> About this exercise
What is the number of lines in the entries that contain the word "title"? Answer with that figure alone.

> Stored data
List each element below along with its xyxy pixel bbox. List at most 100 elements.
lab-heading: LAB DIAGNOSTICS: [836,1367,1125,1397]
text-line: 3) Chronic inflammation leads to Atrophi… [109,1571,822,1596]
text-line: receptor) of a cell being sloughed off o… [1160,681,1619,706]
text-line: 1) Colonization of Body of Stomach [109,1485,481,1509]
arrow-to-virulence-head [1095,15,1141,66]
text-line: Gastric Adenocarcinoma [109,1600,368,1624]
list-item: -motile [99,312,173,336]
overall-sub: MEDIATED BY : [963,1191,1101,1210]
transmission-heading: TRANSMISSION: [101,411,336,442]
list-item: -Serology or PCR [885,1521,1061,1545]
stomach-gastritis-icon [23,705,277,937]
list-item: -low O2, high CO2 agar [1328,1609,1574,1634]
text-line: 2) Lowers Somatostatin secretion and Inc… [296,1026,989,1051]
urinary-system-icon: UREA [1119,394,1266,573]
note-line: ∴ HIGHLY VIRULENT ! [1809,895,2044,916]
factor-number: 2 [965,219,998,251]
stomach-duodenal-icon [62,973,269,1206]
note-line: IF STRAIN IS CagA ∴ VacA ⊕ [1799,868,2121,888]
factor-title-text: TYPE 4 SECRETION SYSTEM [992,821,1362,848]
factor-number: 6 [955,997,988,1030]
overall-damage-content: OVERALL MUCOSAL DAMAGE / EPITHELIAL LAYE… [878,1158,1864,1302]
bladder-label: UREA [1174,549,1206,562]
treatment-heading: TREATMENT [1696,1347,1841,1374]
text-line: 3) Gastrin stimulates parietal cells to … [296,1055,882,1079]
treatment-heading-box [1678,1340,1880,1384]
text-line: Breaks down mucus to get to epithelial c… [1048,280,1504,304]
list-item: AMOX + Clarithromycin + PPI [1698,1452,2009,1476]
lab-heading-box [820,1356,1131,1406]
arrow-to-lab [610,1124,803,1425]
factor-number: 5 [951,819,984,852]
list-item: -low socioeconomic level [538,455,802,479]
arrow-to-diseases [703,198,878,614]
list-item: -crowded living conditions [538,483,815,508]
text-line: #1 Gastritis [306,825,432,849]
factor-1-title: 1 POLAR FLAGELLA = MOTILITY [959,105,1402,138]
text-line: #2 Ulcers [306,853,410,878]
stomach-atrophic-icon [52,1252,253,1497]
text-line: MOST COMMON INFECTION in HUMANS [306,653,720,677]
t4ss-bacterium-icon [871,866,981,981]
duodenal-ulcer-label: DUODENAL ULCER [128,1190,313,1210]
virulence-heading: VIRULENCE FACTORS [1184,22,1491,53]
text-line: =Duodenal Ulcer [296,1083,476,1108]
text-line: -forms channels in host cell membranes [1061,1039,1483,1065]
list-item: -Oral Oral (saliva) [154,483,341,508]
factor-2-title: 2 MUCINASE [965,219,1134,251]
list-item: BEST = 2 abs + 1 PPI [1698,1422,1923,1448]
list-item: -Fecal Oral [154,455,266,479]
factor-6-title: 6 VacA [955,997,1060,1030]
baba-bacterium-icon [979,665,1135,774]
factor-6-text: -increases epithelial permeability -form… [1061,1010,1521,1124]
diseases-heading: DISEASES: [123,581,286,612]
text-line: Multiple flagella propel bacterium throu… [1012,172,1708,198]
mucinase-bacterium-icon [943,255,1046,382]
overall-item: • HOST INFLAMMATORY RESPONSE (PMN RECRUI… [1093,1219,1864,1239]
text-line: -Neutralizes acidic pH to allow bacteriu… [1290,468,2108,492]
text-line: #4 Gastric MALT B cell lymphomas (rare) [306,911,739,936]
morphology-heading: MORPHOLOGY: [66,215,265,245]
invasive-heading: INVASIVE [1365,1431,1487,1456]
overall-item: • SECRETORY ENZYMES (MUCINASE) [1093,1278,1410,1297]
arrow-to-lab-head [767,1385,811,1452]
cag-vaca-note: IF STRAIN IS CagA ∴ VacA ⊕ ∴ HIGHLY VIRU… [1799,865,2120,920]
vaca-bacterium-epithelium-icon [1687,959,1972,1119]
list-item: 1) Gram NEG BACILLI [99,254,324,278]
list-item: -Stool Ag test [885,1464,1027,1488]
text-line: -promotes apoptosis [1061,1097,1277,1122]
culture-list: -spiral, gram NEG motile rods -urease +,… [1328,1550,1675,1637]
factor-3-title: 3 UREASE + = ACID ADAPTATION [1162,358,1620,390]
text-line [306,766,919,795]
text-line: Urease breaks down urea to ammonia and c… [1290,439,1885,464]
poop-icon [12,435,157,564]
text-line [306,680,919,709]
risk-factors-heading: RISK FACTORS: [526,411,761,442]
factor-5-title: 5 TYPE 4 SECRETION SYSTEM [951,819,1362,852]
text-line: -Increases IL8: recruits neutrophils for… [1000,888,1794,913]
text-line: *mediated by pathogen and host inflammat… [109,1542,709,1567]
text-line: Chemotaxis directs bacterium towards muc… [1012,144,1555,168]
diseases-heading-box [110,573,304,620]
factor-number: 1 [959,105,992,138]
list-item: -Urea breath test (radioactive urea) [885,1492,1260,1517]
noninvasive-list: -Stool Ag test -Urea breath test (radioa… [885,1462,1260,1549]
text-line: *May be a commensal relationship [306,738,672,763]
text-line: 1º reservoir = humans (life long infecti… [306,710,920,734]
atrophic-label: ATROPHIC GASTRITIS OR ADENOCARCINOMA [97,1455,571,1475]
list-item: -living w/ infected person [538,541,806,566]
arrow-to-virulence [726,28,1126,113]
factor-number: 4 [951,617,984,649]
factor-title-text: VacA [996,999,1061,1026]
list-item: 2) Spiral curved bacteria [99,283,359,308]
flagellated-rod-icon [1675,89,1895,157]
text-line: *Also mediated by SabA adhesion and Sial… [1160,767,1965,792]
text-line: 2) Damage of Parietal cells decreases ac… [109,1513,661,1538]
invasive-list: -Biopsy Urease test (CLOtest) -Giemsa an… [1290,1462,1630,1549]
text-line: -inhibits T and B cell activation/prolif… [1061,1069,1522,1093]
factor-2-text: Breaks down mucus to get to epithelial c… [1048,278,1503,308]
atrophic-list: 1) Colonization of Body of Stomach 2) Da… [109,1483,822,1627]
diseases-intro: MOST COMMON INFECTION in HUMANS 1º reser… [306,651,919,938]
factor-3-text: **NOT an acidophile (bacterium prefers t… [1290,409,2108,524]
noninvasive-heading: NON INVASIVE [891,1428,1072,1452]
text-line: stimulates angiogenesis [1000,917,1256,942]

> Response to the exercise
7